### EXERCISE DESCRIPTION
Every line of the records below should be restated exactly.

══════

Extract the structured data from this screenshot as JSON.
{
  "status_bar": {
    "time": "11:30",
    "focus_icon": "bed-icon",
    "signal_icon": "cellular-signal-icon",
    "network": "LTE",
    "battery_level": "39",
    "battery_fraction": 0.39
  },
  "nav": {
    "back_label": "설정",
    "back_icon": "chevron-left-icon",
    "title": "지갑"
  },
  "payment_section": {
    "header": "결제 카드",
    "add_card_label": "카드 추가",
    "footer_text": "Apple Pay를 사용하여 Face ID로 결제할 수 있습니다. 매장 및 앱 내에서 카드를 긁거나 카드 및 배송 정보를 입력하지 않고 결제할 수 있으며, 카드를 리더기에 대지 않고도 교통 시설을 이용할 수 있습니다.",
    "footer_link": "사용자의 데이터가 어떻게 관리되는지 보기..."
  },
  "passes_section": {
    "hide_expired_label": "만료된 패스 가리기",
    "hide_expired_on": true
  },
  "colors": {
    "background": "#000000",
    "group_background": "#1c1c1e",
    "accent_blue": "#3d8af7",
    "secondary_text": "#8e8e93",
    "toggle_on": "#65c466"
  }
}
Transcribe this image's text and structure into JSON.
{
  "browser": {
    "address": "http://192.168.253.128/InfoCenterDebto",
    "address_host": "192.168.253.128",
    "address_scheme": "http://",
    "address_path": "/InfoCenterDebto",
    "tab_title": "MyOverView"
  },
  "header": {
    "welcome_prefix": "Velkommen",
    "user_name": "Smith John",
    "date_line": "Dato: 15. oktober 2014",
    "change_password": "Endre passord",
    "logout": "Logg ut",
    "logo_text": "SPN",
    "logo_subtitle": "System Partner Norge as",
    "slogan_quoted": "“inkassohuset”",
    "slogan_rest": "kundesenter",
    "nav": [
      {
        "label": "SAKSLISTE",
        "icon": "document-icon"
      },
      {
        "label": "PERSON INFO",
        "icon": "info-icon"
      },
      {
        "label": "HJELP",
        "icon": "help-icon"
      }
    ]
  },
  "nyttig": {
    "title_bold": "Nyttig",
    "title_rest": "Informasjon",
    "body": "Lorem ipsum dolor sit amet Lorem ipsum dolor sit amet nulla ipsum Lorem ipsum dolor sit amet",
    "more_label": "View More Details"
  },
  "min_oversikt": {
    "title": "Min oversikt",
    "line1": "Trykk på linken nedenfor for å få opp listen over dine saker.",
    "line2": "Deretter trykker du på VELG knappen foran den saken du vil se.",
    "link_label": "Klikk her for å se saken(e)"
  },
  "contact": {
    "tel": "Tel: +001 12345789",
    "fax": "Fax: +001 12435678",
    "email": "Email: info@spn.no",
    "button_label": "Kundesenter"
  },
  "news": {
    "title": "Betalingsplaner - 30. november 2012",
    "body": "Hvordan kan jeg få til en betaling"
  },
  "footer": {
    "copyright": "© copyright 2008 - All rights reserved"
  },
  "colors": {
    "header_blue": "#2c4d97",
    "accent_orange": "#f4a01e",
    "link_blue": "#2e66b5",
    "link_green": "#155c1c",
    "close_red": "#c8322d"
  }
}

══════

### ANSWER FOR THE TASK
Extract the structured data from this screenshot as JSON.
{
  "status_bar": {
    "time": "11:30",
    "focus_icon": "bed-icon",
    "signal_icon": "cellular-signal-icon",
    "network": "LTE",
    "battery_level": "39",
    "battery_fraction": 0.39
  },
  "nav": {
    "back_label": "설정",
    "back_icon": "chevron-left-icon",
    "title": "지갑"
  },
  "payment_section": {
    "header": "결제 카드",
    "add_card_label": "카드 추가",
    "footer_text": "Apple Pay를 사용하여 Face ID로 결제할 수 있습니다. 매장 및 앱 내에서 카드를 긁거나 카드 및 배송 정보를 입력하지 않고 결제할 수 있으며, 카드를 리더기에 대지 않고도 교통 시설을 이용할 수 있습니다.",
    "footer_link": "사용자의 데이터가 어떻게 관리되는지 보기..."
  },
  "passes_section": {
    "hide_expired_label": "만료된 패스 가리기",
    "hide_expired_on": true
  },
  "colors": {
    "background": "#000000",
    "group_background": "#1c1c1e",
    "accent_blue": "#3d8af7",
    "secondary_text": "#8e8e93",
    "toggle_on": "#65c466"
  }
}
Transcribe this image's text and structure into JSON.
{
  "browser": {
    "address": "http://192.168.253.128/InfoCenterDebto",
    "address_host": "192.168.253.128",
    "address_scheme": "http://",
    "address_path": "/InfoCenterDebto",
    "tab_title": "MyOverView"
  },
  "header": {
    "welcome_prefix": "Velkommen",
    "user_name": "Smith John",
    "date_line": "Dato: 15. oktober 2014",
    "change_password": "Endre passord",
    "logout": "Logg ut",
    "logo_text": "SPN",
    "logo_subtitle": "System Partner Norge as",
    "slogan_quoted": "“inkassohuset”",
    "slogan_rest": "kundesenter",
    "nav": [
      {
        "label": "SAKSLISTE",
        "icon": "document-icon"
      },
      {
        "label": "PERSON INFO",
        "icon": "info-icon"
      },
      {
        "label": "HJELP",
        "icon": "help-icon"
      }
    ]
  },
  "nyttig": {
    "title_bold": "Nyttig",
    "title_rest": "Informasjon",
    "body": "Lorem ipsum dolor sit amet Lorem ipsum dolor sit amet nulla ipsum Lorem ipsum dolor sit amet",
    "more_label": "View More Details"
  },
  "min_oversikt": {
    "title": "Min oversikt",
    "line1": "Trykk på linken nedenfor for å få opp listen over dine saker.",
    "line2": "Deretter trykker du på VELG knappen foran den saken du vil se.",
    "link_label": "Klikk her for å se saken(e)"
  },
  "contact": {
    "tel": "Tel: +001 12345789",
    "fax": "Fax: +001 12435678",
    "email": "Email: info@spn.no",
    "button_label": "Kundesenter"
  },
  "news": {
    "title": "Betalingsplaner - 30. november 2012",
    "body": "Hvordan kan jeg få til en betaling"
  },
  "footer": {
    "copyright": "© copyright 2008 - All rights reserved"
  },
  "colors": {
    "header_blue": "#2c4d97",
    "accent_orange": "#f4a01e",
    "link_blue": "#2e66b5",
    "link_green": "#155c1c",
    "close_red": "#c8322d"
  }
}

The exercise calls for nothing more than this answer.